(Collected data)
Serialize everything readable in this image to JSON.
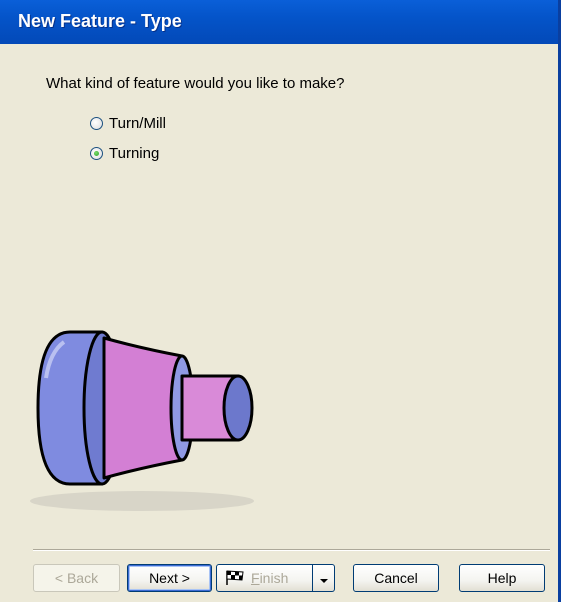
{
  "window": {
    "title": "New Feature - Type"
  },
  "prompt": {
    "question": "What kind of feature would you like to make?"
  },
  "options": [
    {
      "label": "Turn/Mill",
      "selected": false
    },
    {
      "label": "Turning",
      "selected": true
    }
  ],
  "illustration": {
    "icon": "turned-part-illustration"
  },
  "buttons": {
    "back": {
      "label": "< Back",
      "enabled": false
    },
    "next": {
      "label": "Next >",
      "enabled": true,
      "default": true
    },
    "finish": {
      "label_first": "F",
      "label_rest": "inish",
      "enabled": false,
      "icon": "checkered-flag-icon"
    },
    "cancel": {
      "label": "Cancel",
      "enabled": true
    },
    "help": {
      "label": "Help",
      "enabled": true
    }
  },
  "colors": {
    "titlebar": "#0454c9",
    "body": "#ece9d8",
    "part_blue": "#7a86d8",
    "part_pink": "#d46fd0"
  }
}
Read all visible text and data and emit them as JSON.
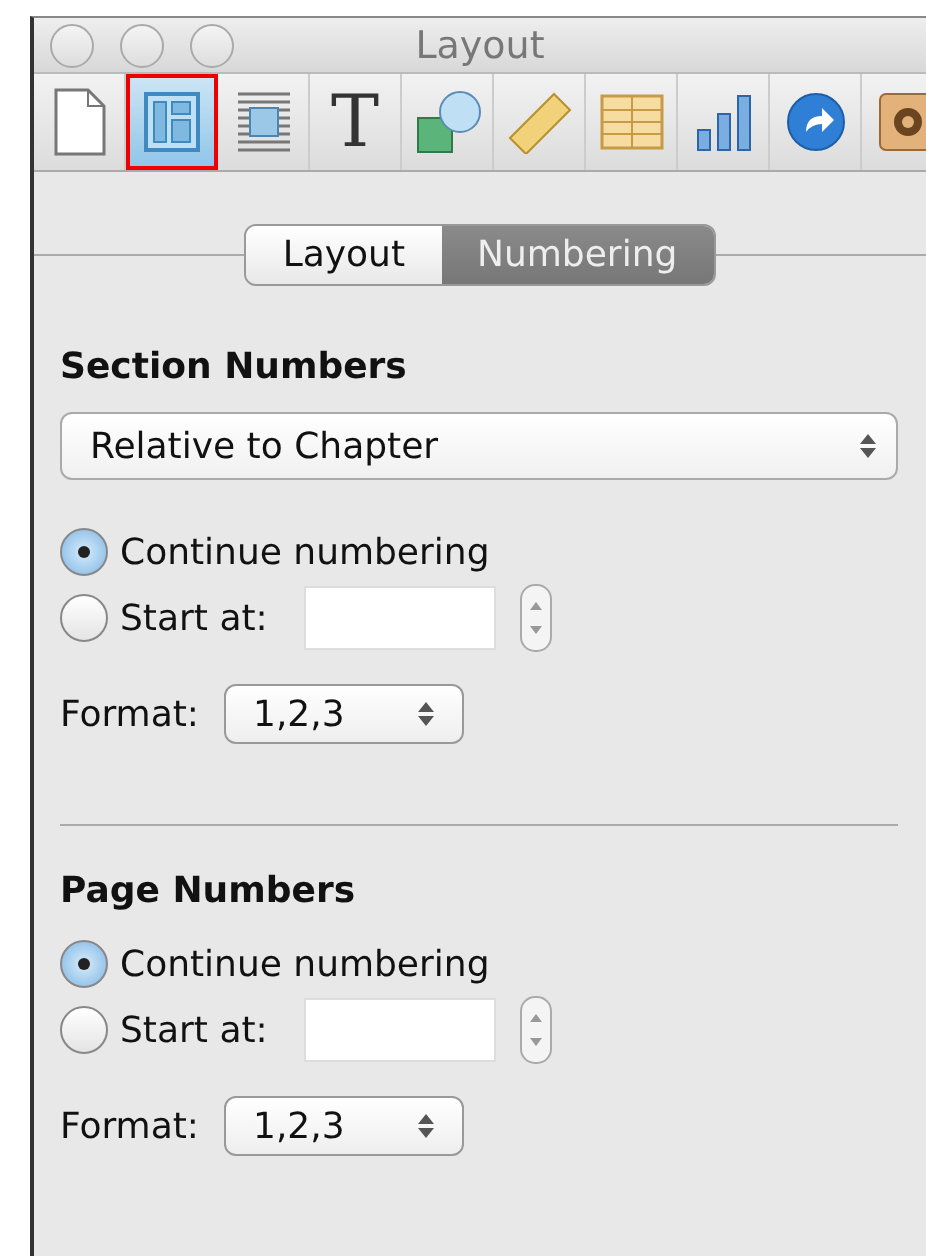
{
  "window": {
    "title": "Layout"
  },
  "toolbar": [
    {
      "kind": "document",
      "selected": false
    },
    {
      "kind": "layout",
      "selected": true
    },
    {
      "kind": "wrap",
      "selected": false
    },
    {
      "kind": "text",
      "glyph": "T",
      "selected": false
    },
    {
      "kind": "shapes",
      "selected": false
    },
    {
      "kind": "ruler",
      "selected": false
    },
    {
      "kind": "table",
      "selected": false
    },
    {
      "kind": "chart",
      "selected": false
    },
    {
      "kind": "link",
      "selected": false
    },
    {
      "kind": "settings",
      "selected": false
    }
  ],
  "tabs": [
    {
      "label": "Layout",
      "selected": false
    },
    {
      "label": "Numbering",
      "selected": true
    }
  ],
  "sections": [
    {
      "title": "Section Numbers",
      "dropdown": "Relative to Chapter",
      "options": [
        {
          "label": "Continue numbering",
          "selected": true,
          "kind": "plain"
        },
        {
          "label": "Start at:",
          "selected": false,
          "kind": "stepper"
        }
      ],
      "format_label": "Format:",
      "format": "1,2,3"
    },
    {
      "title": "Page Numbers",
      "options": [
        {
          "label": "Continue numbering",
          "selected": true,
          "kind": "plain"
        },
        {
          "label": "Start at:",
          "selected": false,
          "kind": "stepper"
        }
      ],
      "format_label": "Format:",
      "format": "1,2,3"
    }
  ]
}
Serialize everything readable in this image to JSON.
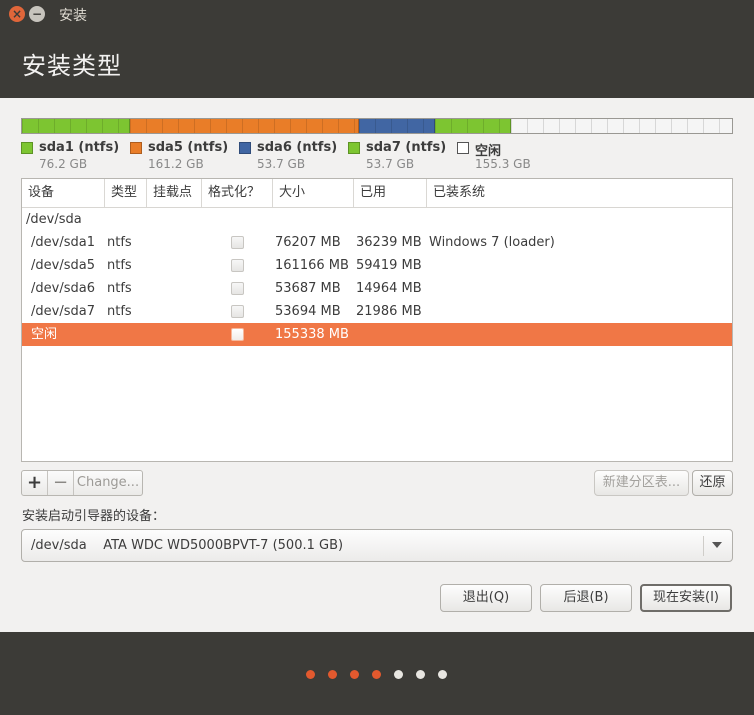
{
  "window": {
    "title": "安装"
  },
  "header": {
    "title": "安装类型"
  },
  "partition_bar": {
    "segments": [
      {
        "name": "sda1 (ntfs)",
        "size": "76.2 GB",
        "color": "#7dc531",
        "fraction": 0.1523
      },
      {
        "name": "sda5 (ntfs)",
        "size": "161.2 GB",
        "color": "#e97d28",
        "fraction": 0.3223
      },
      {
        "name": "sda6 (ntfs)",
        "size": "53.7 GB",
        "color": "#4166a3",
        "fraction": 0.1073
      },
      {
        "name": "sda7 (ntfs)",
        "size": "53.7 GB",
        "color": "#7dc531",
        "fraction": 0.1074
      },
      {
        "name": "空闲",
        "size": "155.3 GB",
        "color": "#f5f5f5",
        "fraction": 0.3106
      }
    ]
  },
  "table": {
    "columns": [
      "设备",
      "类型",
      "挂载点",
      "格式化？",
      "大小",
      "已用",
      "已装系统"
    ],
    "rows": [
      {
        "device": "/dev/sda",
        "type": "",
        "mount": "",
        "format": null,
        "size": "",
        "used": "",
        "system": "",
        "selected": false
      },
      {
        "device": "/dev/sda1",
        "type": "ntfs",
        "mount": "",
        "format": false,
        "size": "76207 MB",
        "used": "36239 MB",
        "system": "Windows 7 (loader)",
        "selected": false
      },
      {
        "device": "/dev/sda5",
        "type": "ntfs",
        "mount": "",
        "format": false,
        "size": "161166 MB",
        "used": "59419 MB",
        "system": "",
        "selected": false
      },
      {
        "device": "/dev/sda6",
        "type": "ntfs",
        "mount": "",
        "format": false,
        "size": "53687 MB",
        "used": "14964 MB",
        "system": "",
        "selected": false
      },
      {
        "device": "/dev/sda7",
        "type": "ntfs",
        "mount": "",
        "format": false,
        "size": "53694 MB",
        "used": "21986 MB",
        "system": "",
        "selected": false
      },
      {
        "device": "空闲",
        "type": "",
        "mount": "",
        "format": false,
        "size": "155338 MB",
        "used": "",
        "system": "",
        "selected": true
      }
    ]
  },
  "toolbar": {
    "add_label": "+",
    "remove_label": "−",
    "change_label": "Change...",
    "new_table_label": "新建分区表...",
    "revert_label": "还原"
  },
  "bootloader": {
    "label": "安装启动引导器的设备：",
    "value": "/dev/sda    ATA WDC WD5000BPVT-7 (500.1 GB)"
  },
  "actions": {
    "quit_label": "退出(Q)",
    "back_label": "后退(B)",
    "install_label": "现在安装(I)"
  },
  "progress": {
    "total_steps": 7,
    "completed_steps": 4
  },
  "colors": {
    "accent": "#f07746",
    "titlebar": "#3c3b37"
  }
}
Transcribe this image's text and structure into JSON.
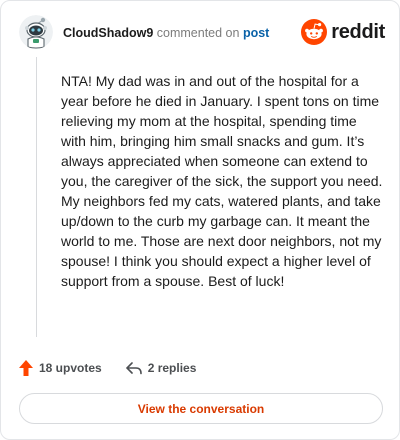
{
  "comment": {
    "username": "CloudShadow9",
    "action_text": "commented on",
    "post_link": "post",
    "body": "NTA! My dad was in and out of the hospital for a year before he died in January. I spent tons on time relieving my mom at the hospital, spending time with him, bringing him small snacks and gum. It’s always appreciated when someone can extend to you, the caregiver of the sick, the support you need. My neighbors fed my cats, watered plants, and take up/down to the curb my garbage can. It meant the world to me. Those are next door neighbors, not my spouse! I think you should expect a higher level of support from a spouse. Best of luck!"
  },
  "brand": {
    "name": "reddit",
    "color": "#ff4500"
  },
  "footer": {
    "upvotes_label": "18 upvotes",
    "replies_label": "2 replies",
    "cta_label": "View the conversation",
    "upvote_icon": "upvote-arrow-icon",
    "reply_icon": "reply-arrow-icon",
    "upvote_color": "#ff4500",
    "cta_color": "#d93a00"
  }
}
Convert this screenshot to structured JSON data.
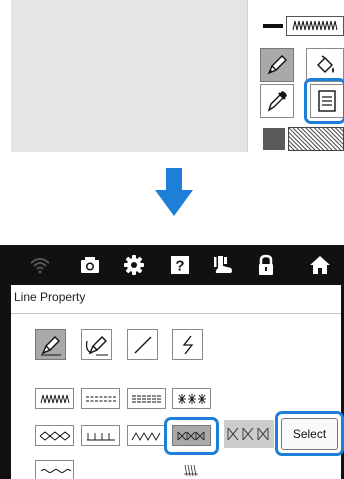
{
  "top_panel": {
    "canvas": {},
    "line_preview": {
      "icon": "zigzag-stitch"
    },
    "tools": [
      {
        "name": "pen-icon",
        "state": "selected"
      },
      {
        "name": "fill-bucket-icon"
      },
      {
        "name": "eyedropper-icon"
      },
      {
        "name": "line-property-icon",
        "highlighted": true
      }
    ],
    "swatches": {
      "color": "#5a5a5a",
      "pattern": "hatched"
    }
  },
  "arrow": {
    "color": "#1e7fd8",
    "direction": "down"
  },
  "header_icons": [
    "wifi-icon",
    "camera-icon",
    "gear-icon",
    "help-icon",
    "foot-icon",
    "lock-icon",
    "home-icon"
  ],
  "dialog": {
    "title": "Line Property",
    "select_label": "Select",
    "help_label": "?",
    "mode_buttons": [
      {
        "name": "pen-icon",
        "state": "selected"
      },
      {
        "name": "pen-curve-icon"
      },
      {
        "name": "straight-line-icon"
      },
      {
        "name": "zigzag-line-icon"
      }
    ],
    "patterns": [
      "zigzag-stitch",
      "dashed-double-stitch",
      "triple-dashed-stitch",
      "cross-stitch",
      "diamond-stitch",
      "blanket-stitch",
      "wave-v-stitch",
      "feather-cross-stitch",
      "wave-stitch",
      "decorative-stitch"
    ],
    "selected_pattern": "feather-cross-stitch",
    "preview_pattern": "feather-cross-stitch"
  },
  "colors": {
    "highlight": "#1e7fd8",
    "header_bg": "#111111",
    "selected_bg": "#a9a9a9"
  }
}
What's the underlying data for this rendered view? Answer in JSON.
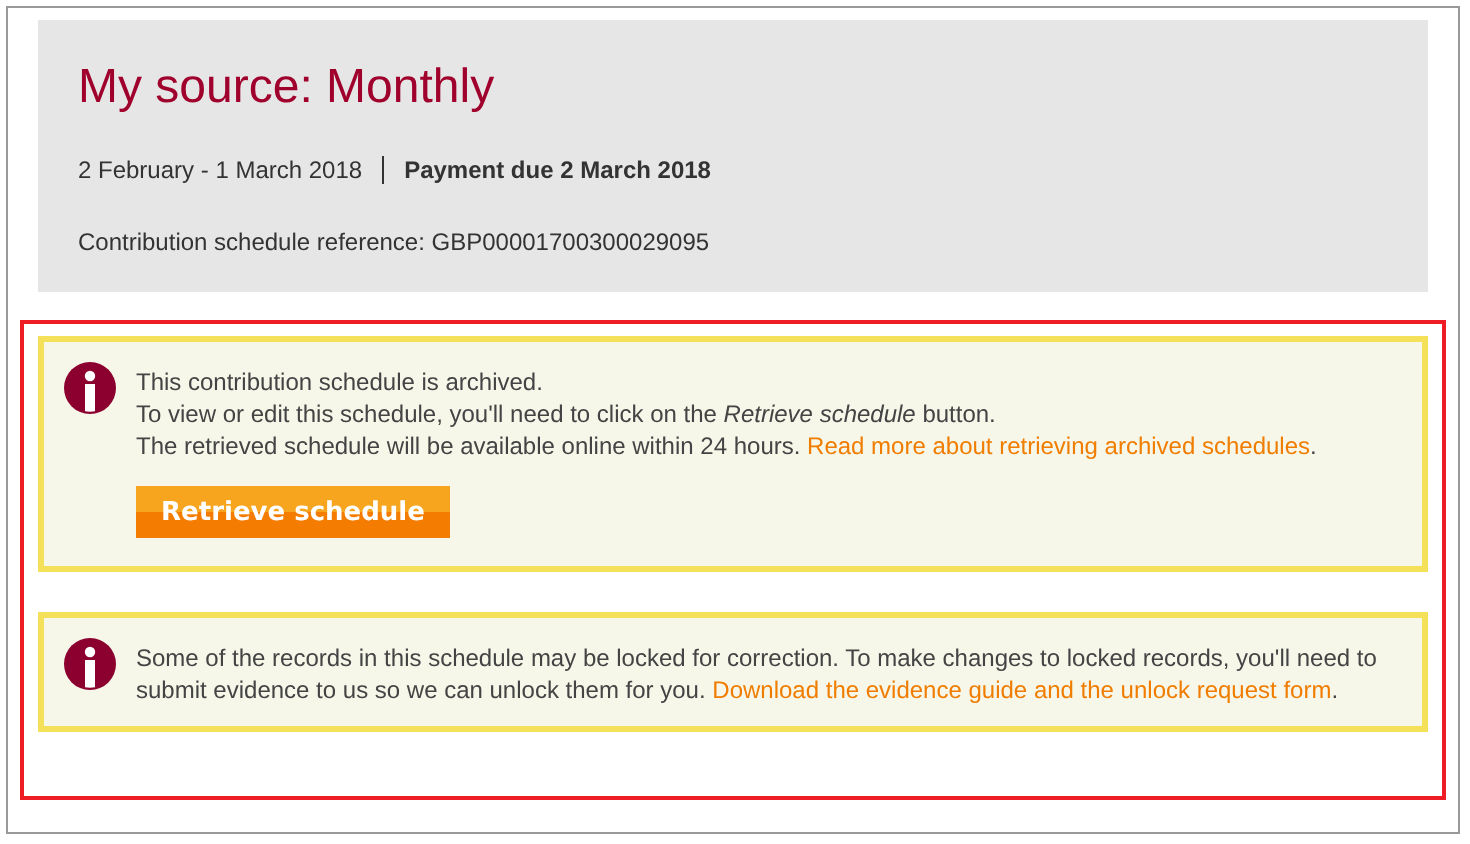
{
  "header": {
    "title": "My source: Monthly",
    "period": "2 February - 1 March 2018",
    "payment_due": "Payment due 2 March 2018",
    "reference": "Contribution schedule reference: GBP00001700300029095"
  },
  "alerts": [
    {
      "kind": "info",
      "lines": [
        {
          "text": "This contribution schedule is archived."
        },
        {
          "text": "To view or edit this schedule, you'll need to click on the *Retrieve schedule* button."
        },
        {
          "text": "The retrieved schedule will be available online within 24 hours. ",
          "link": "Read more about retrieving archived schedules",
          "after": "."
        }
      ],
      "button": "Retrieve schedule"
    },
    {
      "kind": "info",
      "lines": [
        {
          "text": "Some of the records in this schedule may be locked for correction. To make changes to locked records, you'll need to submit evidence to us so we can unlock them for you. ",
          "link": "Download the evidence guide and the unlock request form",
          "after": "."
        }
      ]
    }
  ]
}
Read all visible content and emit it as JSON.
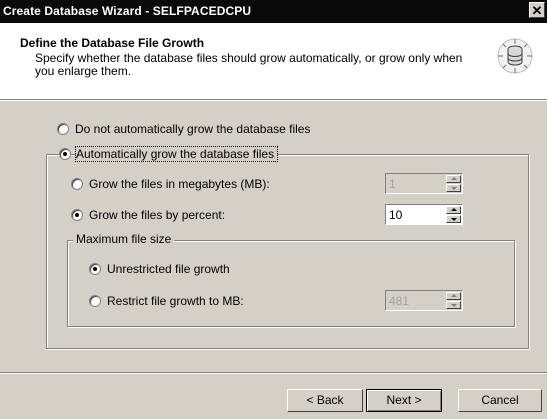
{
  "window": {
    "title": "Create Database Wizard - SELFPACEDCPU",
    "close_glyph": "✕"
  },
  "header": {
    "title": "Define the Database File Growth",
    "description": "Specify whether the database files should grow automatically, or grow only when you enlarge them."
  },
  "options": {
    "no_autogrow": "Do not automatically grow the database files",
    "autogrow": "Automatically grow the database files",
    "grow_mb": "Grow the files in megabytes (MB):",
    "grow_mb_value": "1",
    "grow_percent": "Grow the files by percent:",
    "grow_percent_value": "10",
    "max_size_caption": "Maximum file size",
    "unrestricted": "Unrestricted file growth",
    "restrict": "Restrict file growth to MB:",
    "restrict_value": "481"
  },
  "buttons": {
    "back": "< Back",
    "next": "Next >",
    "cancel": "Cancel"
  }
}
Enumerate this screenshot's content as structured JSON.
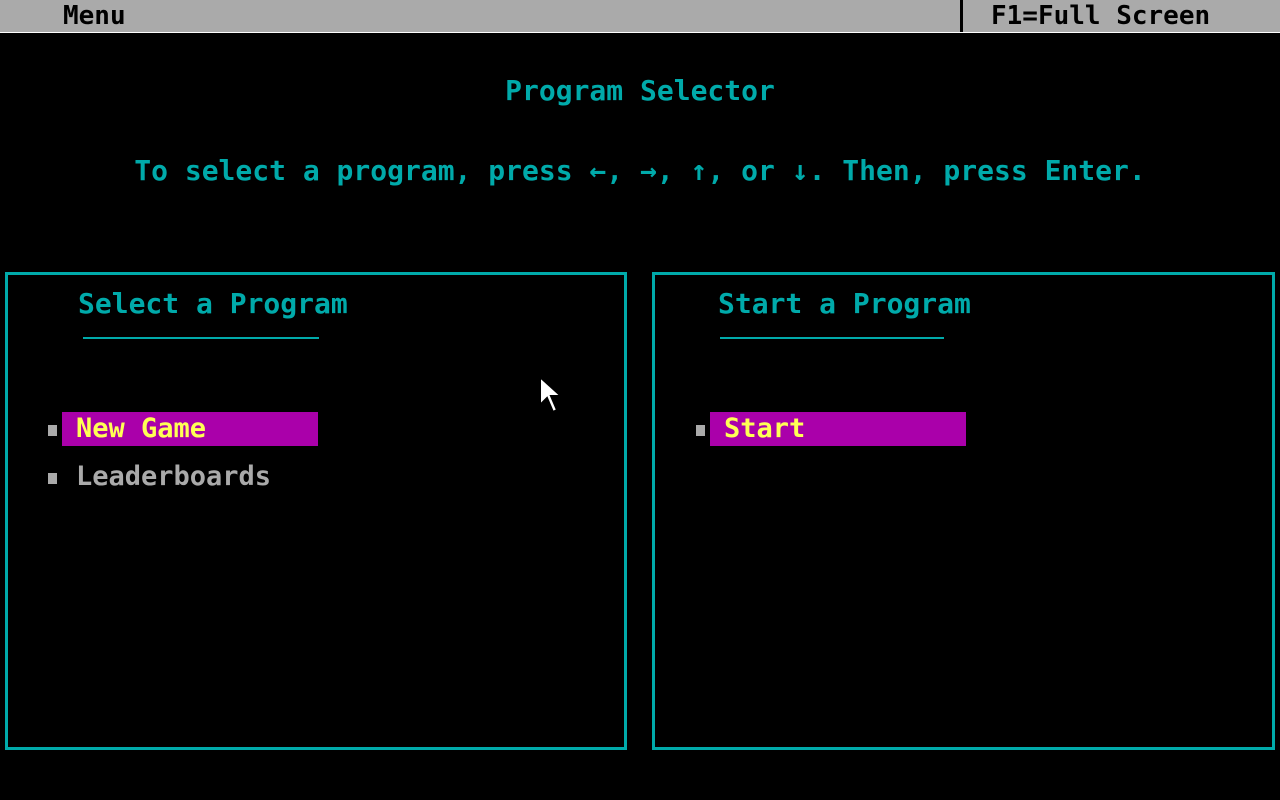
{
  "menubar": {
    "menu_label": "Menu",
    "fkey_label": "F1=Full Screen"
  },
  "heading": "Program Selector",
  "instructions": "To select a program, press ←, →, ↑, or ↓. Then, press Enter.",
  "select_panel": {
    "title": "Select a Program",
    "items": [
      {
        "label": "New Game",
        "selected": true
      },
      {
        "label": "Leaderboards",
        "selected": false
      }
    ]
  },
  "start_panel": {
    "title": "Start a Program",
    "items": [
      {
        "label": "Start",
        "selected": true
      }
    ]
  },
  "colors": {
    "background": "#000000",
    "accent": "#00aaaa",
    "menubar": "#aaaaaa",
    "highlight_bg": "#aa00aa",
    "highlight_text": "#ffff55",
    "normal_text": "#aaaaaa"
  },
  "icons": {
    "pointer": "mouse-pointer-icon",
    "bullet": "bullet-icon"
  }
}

## OBJECTIVE:
Your answer should be a single number: the count of lines holding the word "them".

## EXERCISE RESPONSE:
3